> **Exercise brief**
Continue the text on brain size as a measure of intelligence, picking up after its final sentence.

DETERMINING INTELLIGENCE BY BRAIN SIZE

Fact: The brain size of a presumed ancestor of humans is one of the main ways by which evolutionists determine how closely or distantly the creature is supposed to be related to humans.

Question: Is brain size a reliable indicator of intelligence?

Answer: No. One group of researchers who used brain size to speculate which extinct creatures were more closely related to man admitted that in doing so they “often feel on shaky ground.”48 Why? Consider the statement made in 2008 in Scientific American Mind: “Scientists have failed to find a correlation between absolute or relative brain size and acumen among humans and other animal species. Neither have they been able to discern a parallel between wits and the size or existence of specific regions of the brain, excepting perhaps Broca’s area, which governs speech in people.”49

What do you think? Why do scientists line up the fossils used in the “ape-to-man” chain according to brain size when it is known that brain size is not a reliable measure of intelligence? Are they forcing the evidence to fit their theory? And why are researchers constantly debating which fossils should be included in the human “family tree”? Could it be that the fossils they study are just what they appear to be, extinct forms of apes?
...
48. The Human Fossil Record​—Volume Three, by Ralph L. Holloway, Douglas C. Broadfield, and Michael S. Yuan, 2004, Preface xvi.

49. Scientific American Mind, “Intelligence Evolved,” by Ursula Dicke and Gerhard Roth, August/​September 2008, p. 72.

Source: Question 4: Has All Life Descended From a Common Ancestor? (The Origin of Life​—Five Questions Worth Asking)

The debate referred to in one of those questions at the end is supported or demonstrated by further citations earlier in the article. But I was focussing on the other subject of brain size. More info:

Does Brain Size Matter? - Scientific American
Fact or Fiction: When It Comes to Intelligence, Does Brain Size Matter? - Scientific American
Why Brain Size Doesn't Correlate With Intelligence | Science | Smithsonian

Somehow I feel the articles above won't mention anything about evolutionists having made a major boo-boo regarding this subject, one of many. Or they won't raise the question:

Why do scientists line up the fossils used in the “ape-to-man”* chain according to brain size when it is known that brain size is not a reliable measure of intelligence? Are they forcing the evidence to fit their theory? (*: as explained earlier in the article this stands for apelike creature-to-man; since that red herring whether it's OK to say “ape” or have to specify that the latest version of the storylines have actually changed that to “apelike creature”, just came up again in this thread preceding my comment. Anyway, the pictures still start with apes on the left, the picture used in the article starts with an ape walking upright)

> **Listed records**
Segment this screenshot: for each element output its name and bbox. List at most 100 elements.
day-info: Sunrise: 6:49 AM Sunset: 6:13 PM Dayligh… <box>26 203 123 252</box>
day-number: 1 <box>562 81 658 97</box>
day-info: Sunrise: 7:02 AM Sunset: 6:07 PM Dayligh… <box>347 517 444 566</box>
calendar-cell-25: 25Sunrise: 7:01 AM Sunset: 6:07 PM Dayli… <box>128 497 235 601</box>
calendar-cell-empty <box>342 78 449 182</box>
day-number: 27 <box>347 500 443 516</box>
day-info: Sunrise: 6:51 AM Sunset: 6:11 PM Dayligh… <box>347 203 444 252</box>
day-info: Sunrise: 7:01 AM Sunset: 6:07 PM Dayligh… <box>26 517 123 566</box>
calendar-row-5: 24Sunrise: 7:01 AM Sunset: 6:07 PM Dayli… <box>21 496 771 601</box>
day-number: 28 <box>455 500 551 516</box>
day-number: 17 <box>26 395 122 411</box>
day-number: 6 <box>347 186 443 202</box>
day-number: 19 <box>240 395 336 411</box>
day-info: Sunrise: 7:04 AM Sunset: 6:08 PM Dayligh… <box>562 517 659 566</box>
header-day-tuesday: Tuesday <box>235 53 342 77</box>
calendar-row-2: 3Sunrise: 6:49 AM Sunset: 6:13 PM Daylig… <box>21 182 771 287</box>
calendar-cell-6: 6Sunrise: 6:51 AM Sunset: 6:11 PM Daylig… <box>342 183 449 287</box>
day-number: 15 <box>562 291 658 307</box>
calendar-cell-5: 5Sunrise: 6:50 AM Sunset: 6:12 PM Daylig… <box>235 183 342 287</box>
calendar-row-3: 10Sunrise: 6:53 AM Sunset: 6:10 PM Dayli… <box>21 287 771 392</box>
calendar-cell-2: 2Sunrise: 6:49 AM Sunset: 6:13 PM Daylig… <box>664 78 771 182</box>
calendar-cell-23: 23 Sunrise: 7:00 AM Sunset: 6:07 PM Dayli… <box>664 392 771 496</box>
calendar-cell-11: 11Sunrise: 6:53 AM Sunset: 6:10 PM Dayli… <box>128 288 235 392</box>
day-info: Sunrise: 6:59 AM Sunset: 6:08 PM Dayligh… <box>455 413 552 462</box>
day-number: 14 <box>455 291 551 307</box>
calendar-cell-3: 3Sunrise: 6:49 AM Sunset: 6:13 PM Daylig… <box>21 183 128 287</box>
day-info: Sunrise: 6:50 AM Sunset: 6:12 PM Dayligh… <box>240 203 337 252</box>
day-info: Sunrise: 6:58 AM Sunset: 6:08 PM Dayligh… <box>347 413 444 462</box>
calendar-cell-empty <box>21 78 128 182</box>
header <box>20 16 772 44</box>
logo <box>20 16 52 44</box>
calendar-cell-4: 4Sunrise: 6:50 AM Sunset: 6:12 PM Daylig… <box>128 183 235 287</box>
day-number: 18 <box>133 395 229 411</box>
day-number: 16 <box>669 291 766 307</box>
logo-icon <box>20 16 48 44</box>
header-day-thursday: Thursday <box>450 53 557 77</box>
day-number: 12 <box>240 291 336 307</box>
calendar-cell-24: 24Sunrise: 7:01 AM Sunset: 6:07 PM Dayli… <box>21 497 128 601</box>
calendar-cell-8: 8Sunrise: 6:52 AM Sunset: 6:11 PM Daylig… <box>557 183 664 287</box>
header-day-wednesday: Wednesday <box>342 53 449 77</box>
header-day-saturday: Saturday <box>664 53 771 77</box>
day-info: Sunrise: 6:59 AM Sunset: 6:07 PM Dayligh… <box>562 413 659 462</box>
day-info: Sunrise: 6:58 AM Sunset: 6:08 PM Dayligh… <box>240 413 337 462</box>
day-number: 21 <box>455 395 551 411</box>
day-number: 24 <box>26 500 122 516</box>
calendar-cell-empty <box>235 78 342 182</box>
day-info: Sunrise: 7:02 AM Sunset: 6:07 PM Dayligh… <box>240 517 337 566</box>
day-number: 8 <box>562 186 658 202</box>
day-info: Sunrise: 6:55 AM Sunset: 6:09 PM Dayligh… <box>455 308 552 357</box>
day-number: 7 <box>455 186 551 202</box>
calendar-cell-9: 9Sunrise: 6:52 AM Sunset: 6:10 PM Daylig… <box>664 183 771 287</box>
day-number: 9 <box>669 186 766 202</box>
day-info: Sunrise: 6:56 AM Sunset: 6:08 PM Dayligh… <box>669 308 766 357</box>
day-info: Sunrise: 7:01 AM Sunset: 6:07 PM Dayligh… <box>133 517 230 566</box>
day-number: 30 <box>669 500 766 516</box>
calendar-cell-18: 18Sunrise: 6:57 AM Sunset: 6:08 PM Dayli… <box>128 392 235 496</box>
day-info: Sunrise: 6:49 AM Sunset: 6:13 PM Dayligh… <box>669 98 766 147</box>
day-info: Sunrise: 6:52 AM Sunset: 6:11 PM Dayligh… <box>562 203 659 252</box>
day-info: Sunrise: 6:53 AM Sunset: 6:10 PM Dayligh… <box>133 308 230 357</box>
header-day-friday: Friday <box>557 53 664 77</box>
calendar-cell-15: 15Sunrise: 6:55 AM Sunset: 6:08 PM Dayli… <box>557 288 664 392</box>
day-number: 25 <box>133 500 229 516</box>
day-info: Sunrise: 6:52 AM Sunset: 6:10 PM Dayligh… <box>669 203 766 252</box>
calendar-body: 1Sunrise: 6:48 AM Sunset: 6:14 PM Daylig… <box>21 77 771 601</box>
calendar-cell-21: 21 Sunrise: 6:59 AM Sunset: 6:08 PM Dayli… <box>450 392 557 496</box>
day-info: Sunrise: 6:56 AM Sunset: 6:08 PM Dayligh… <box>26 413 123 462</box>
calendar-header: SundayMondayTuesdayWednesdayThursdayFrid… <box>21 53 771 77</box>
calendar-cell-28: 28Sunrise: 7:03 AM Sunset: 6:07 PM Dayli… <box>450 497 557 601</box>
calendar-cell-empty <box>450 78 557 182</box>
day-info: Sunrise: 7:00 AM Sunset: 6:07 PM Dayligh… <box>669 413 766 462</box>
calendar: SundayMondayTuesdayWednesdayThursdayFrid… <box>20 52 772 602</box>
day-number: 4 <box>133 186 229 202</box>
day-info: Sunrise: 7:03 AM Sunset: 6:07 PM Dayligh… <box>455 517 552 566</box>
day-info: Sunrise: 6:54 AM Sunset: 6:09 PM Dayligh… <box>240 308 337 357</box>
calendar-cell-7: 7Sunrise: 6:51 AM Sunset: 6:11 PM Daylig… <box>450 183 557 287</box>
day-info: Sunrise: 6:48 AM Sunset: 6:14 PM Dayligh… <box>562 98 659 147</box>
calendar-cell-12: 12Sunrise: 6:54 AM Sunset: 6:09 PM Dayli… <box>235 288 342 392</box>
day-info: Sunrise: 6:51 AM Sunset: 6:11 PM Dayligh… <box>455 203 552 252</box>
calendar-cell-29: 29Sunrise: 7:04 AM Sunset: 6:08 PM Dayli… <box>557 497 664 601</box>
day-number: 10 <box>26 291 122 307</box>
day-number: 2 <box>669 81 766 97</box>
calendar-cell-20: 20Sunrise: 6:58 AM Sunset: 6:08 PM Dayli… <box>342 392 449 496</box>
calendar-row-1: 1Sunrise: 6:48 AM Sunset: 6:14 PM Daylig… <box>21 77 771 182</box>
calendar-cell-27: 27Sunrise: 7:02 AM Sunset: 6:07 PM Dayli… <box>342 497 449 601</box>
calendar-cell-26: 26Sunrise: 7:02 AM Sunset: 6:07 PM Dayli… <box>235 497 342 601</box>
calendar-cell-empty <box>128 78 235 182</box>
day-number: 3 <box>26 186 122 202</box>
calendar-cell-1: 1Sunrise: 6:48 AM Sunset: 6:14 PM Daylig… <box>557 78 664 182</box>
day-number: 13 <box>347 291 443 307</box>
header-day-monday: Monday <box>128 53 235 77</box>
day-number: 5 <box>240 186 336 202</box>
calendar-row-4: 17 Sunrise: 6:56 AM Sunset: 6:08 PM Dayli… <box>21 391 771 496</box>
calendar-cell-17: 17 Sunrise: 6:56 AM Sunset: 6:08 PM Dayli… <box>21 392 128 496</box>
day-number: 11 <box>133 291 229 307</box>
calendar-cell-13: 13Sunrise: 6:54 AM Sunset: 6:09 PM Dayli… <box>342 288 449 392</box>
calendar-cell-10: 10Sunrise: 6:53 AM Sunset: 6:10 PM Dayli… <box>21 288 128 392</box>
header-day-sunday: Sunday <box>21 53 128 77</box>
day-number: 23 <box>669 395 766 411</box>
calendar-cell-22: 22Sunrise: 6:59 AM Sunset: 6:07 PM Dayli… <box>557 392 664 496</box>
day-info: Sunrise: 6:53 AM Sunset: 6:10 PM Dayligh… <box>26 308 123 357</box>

> **Task result**
And the fans of evolutionary philosophies here are inclined to just quickly switch to the supposed 'genetic evidence'-card that supposedly trumps the 'old' method of lining up the fossils used in the “ape-to-man” chain. Which it doesn't cause people get different “family trees” from studying different genomic data and analyzing it differently than their collegues. They also get different “family trees” from studying different genes, which they call “gene tree discordance”. Which is a major problem for the claim or way of presenting these sort of studies as evidence for what the “family tree” is supposedly like. As demonstrated by the false impression that Dawkins gives that you get the same “family tree” with every gene, in the video below at 2:34 (he doesn't spell it out that way, because he knows it's a false impression that he's trying to leave behind, so he actually says something a little different, which he then can more easily argue isn't entirely false, too much detail about what he's doing there? You figure it out how to describe his cunning way of talking about the subject and making no mention of gene tree discordance at all cause it undermines his argument there if the hearer is aware of that particular reality/certainty/fact/truth*):

Gene tree discordance, phylogenetic inference and the multispecies coalescent. - PubMed - NCBI

*: They sift the facts, exploiting the useful ones and concealing the others. They also distort and twist facts, specializing in lies and half-truths. Your emotions, not your logical thinking abilities, are their target.

The propagandist makes sure that his message appears to be the right and moral one and that it gives you a sense of importance and belonging if you follow it. You are one of the smart ones, you are not alone, you are comfortable and secure—so they say.
edit on 13-3-2019 by whereislogic because: (no reason given)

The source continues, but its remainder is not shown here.